Problem description:
The records should be repeated word for word, pictures excluded.

(Dataset records)
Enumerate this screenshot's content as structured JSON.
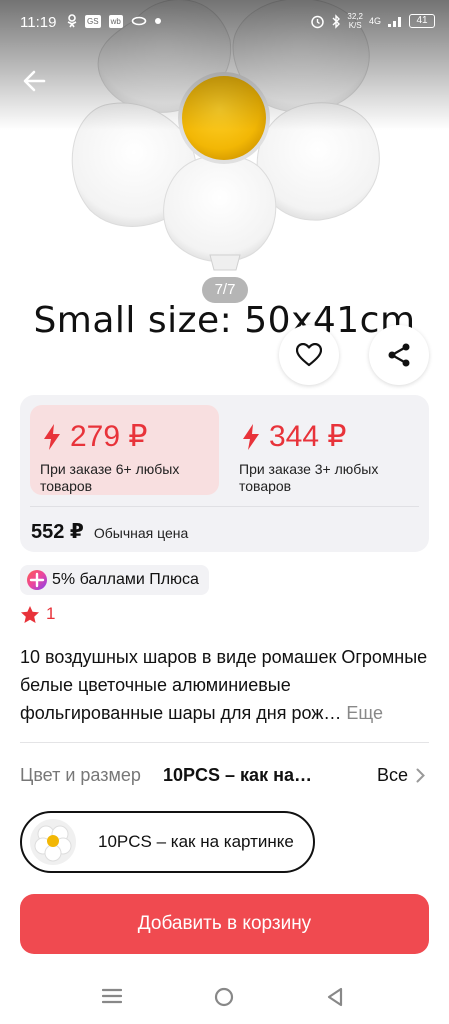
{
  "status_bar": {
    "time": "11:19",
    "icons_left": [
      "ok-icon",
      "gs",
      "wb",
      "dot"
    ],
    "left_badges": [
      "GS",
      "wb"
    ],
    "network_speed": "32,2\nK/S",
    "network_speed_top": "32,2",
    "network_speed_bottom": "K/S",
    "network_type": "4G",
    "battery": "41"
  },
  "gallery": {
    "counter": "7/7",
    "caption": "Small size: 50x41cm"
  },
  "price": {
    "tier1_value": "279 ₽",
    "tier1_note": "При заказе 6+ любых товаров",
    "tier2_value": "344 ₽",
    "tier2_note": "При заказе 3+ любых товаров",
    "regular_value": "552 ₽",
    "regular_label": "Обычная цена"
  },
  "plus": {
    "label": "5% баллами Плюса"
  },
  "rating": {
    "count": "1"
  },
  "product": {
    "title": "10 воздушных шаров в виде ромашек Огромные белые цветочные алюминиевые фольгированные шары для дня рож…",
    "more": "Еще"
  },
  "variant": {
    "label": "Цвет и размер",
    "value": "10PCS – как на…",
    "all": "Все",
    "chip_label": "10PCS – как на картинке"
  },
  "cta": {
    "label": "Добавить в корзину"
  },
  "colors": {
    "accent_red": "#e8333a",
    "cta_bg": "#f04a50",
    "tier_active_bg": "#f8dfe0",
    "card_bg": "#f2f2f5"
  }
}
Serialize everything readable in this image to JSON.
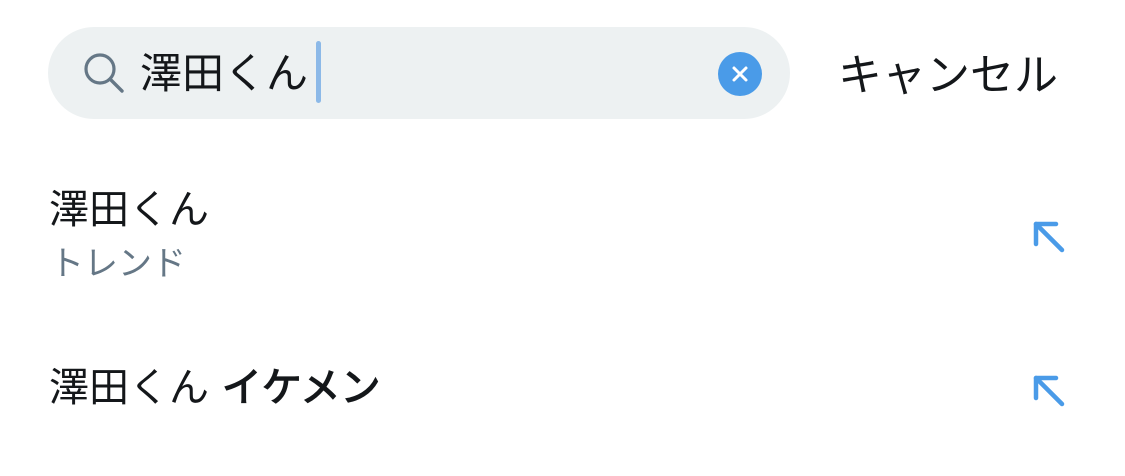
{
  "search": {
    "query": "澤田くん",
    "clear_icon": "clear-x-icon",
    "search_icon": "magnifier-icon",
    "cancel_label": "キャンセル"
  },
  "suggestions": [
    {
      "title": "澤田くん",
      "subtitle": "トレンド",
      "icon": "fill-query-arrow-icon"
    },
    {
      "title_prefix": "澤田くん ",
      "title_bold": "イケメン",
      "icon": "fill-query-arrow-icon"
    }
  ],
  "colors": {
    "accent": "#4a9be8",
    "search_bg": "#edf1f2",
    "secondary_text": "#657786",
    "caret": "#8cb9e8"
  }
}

Solution to the exercise:
Enumerate this screenshot's content as structured JSON.
{
  "status_bar": {
    "time": "11:19",
    "icons_left": [
      "ok-icon",
      "gs",
      "wb",
      "dot"
    ],
    "left_badges": [
      "GS",
      "wb"
    ],
    "network_speed": "32,2\nK/S",
    "network_speed_top": "32,2",
    "network_speed_bottom": "K/S",
    "network_type": "4G",
    "battery": "41"
  },
  "gallery": {
    "counter": "7/7",
    "caption": "Small size: 50x41cm"
  },
  "price": {
    "tier1_value": "279 ₽",
    "tier1_note": "При заказе 6+ любых товаров",
    "tier2_value": "344 ₽",
    "tier2_note": "При заказе 3+ любых товаров",
    "regular_value": "552 ₽",
    "regular_label": "Обычная цена"
  },
  "plus": {
    "label": "5% баллами Плюса"
  },
  "rating": {
    "count": "1"
  },
  "product": {
    "title": "10 воздушных шаров в виде ромашек Огромные белые цветочные алюминиевые фольгированные шары для дня рож…",
    "more": "Еще"
  },
  "variant": {
    "label": "Цвет и размер",
    "value": "10PCS – как на…",
    "all": "Все",
    "chip_label": "10PCS – как на картинке"
  },
  "cta": {
    "label": "Добавить в корзину"
  },
  "colors": {
    "accent_red": "#e8333a",
    "cta_bg": "#f04a50",
    "tier_active_bg": "#f8dfe0",
    "card_bg": "#f2f2f5"
  }
}
Serialize everything readable in this image to JSON.
{
  "search": {
    "query": "澤田くん",
    "clear_icon": "clear-x-icon",
    "search_icon": "magnifier-icon",
    "cancel_label": "キャンセル"
  },
  "suggestions": [
    {
      "title": "澤田くん",
      "subtitle": "トレンド",
      "icon": "fill-query-arrow-icon"
    },
    {
      "title_prefix": "澤田くん ",
      "title_bold": "イケメン",
      "icon": "fill-query-arrow-icon"
    }
  ],
  "colors": {
    "accent": "#4a9be8",
    "search_bg": "#edf1f2",
    "secondary_text": "#657786",
    "caret": "#8cb9e8"
  }
}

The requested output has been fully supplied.